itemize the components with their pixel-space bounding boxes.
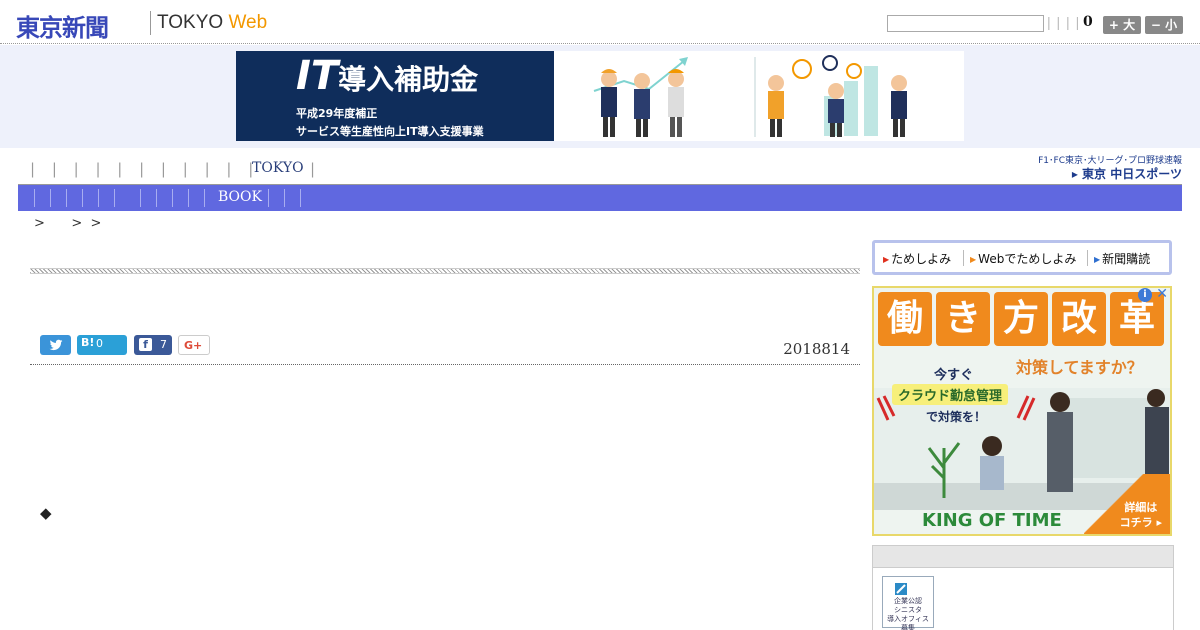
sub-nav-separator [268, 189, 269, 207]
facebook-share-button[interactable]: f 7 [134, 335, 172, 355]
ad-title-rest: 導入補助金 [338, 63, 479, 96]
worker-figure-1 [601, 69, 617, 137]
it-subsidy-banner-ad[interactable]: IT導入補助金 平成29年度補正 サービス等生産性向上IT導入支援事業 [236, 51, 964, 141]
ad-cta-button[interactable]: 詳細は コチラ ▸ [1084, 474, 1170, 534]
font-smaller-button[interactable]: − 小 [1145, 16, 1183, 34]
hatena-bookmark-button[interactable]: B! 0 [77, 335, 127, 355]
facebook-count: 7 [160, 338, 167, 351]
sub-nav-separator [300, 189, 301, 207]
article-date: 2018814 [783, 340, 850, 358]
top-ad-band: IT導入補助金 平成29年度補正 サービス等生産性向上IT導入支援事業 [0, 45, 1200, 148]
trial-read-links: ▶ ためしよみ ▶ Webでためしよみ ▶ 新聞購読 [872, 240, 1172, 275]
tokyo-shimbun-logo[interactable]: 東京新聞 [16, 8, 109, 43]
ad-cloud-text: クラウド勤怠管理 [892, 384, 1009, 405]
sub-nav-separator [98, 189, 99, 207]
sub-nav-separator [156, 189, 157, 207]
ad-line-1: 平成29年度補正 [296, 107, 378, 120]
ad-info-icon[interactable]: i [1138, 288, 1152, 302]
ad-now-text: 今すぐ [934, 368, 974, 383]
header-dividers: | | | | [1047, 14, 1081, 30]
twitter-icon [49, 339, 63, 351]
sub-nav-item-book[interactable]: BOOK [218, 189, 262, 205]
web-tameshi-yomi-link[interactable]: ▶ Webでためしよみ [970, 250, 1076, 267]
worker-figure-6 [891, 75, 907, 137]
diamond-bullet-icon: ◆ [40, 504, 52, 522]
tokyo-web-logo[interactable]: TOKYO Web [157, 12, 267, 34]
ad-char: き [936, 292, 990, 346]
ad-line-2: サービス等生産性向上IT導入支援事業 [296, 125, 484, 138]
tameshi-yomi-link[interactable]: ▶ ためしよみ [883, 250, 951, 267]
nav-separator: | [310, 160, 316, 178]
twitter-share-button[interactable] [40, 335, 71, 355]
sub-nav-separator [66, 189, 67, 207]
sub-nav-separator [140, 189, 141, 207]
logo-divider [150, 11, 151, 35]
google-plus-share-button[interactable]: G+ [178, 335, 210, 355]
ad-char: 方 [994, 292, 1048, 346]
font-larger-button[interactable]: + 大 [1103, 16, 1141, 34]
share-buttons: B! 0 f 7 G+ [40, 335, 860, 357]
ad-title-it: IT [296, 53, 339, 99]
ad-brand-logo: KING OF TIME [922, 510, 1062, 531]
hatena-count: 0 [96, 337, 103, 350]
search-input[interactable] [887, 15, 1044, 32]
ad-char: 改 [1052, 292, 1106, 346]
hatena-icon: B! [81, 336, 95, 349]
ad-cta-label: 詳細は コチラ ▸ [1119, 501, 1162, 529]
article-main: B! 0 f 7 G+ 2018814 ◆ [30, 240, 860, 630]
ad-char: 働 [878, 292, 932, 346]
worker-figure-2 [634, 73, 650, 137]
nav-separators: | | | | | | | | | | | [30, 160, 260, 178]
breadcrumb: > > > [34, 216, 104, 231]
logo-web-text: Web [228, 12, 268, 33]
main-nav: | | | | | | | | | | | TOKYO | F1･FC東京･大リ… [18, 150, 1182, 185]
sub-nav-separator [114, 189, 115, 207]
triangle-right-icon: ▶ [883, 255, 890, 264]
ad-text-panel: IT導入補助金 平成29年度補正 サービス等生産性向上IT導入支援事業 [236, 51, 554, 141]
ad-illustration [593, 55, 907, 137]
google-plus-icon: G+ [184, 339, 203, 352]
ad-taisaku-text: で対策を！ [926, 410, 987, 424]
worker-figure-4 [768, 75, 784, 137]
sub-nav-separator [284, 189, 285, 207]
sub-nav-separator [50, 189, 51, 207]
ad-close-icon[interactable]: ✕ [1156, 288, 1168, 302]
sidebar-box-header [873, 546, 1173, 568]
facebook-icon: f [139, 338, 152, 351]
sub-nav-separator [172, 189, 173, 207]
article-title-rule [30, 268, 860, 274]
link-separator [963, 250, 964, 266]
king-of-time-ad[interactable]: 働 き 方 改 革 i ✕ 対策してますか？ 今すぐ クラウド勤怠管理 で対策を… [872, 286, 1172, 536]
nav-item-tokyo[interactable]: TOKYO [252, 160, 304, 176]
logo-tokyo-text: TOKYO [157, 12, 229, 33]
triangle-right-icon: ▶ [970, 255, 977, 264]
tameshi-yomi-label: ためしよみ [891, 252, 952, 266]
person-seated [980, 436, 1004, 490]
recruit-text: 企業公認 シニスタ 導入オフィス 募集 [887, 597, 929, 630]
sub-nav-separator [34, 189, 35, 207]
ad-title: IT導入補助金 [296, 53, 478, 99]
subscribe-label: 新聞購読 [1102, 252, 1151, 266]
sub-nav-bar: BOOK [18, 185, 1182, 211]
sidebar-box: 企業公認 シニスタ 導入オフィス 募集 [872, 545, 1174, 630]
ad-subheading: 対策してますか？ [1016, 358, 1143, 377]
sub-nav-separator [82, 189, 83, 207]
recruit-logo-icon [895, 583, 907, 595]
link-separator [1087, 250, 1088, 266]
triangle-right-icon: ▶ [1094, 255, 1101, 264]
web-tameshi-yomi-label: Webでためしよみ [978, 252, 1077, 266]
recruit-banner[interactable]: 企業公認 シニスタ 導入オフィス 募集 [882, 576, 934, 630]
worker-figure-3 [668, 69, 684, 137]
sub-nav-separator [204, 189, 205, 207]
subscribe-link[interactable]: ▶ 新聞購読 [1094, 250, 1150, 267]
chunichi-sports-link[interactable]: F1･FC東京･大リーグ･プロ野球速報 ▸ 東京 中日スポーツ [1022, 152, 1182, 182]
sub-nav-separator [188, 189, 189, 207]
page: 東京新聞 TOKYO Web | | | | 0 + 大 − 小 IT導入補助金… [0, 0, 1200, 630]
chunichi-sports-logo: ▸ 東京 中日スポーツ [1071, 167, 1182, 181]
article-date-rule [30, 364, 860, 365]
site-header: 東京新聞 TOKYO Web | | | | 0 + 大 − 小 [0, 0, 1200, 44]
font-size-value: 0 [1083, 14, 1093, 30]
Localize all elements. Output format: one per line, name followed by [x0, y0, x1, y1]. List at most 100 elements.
◆ ◆ ◆ ◆ ◆
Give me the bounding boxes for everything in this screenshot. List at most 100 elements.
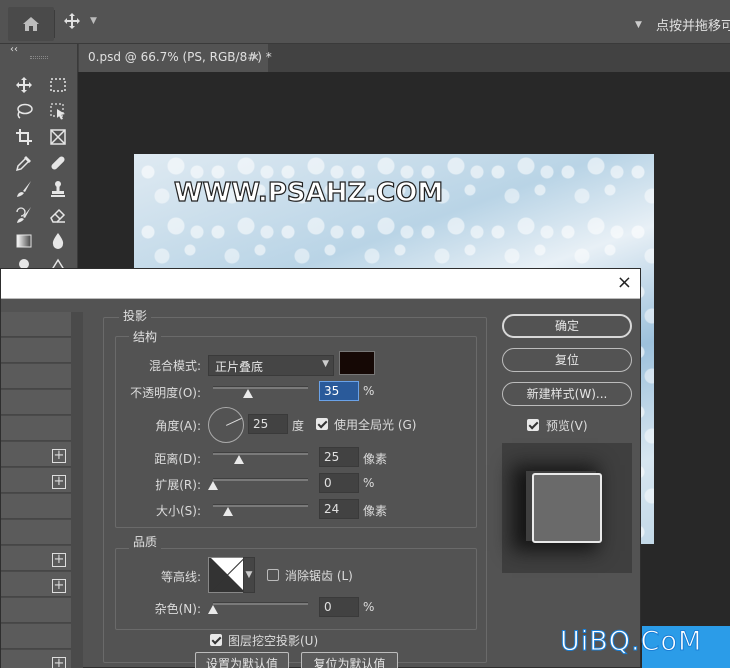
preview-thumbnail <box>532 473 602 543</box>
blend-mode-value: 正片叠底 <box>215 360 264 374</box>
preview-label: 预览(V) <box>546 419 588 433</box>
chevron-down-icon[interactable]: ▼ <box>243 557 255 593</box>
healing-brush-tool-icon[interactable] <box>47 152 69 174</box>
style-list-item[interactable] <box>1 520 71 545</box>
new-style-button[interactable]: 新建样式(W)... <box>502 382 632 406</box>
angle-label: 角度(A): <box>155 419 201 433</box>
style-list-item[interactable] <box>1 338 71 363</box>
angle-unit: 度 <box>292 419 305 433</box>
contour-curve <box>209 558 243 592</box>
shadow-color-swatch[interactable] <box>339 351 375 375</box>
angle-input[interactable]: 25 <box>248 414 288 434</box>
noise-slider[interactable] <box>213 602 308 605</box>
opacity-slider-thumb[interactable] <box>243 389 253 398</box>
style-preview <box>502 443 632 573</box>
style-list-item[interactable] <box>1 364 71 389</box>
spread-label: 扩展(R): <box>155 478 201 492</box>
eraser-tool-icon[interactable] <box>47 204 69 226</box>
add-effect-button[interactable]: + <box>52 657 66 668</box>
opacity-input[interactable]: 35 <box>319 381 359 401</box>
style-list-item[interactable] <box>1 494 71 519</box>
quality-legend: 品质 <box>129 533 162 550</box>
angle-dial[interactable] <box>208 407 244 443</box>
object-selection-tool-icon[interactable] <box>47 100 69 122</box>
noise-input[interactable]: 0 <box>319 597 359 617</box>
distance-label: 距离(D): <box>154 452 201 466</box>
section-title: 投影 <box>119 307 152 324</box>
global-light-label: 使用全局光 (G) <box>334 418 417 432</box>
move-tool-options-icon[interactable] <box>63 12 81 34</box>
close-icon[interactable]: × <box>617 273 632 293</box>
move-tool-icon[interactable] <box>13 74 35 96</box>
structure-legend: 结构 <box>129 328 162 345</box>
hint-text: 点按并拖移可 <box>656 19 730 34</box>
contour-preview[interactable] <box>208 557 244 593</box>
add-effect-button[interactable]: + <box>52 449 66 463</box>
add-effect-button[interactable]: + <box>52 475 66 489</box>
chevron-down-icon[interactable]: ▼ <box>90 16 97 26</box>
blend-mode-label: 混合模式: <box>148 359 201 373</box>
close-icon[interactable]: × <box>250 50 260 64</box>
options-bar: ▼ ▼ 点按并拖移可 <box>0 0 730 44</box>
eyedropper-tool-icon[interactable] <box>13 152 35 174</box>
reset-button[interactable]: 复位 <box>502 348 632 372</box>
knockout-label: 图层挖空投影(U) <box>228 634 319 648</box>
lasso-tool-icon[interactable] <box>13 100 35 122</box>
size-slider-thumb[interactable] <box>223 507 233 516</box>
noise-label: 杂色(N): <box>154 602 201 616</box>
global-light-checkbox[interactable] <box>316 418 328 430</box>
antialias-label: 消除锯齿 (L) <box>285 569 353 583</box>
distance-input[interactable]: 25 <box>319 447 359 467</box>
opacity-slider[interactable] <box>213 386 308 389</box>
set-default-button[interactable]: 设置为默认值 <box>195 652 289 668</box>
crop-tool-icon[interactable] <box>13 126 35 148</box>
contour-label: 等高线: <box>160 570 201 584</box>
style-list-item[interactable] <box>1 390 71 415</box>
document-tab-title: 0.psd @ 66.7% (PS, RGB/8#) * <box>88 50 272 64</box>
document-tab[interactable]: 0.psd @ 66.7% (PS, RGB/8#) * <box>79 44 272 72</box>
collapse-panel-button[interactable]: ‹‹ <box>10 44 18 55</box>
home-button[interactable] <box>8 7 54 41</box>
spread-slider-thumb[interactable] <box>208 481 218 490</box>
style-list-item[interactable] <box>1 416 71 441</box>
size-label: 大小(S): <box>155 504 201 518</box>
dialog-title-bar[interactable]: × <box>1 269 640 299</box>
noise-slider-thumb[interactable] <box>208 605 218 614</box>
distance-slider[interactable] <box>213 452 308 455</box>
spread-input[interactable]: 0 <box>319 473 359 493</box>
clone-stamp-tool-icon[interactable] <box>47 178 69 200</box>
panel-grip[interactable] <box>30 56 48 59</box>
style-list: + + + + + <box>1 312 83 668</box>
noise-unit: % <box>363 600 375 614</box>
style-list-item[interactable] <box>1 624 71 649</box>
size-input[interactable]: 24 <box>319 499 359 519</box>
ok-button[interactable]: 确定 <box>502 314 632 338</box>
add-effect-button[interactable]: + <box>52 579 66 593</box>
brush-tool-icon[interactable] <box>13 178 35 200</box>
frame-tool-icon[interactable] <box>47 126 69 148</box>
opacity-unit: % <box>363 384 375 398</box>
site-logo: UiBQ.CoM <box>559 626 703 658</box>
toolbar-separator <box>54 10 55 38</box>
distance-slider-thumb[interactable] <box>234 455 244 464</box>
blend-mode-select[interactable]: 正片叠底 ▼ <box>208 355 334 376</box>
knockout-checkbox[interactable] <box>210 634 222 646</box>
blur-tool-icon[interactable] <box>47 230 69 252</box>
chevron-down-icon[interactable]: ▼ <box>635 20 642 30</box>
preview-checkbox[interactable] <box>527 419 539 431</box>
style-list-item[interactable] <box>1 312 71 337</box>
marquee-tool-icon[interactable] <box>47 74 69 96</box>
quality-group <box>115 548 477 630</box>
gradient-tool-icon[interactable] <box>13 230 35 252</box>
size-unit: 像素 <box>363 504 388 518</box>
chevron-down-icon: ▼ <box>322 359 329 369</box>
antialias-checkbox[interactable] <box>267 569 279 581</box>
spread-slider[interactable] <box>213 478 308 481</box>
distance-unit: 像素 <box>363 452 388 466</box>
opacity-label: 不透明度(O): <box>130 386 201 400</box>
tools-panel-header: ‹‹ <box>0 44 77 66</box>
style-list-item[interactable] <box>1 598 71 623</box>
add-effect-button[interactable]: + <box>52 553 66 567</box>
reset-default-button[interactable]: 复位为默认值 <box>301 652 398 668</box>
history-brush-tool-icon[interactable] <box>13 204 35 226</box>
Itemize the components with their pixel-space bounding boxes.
◆ ◆ ◆ ◆ ◆
- TASK REQUIREMENTS:
Format the entries starting at the line containing "preview-thumbnail <box>532 473 602 543</box>" and ending at the line containing "angle-dial[interactable] <box>208 407" as a Markdown table with the columns Row and Line, skipping any blank lines.

- EXERCISE SOLUTION:
| Row | Line |
|---|---|
| 1 | preview-thumbnail <box>532 473 602 543</box> |
| 2 | blend-mode-value: 正片叠底 <box>215 360 264 374</box> |
| 3 | preview-label: 预览(V) <box>546 419 588 433</box> |
| 4 | chevron-down-icon[interactable]: ▼ <box>243 557 255 593</box> |
| 5 | healing-brush-tool-icon[interactable] <box>47 152 69 174</box> |
| 6 | style-list-item[interactable] <box>1 520 71 545</box> |
| 7 | new-style-button[interactable]: 新建样式(W)... <box>502 382 632 406</box> |
| 8 | angle-label: 角度(A): <box>155 419 201 433</box> |
| 9 | style-list-item[interactable] <box>1 338 71 363</box> |
| 10 | angle-unit: 度 <box>292 419 305 433</box> |
| 11 | contour-curve <box>209 558 243 592</box> |
| 12 | shadow-color-swatch[interactable] <box>339 351 375 375</box> |
| 13 | angle-input[interactable]: 25 <box>248 414 288 434</box> |
| 14 | noise-slider[interactable] <box>213 602 308 605</box> |
| 15 | opacity-slider-thumb[interactable] <box>243 389 253 398</box> |
| 16 | style-preview <box>502 443 632 573</box> |
| 17 | style-list-item[interactable] <box>1 364 71 389</box> |
| 18 | spread-label: 扩展(R): <box>155 478 201 492</box> |
| 19 | eraser-tool-icon[interactable] <box>47 204 69 226</box> |
| 20 | add-effect-button[interactable]: + <box>52 657 66 668</box> |
| 21 | opacity-input[interactable]: 35 <box>319 381 359 401</box> |
| 22 | style-list-item[interactable] <box>1 494 71 519</box> |
| 23 | quality-legend: 品质 <box>129 533 162 550</box> |
| 24 | angle-dial[interactable] <box>208 407 244 443</box> |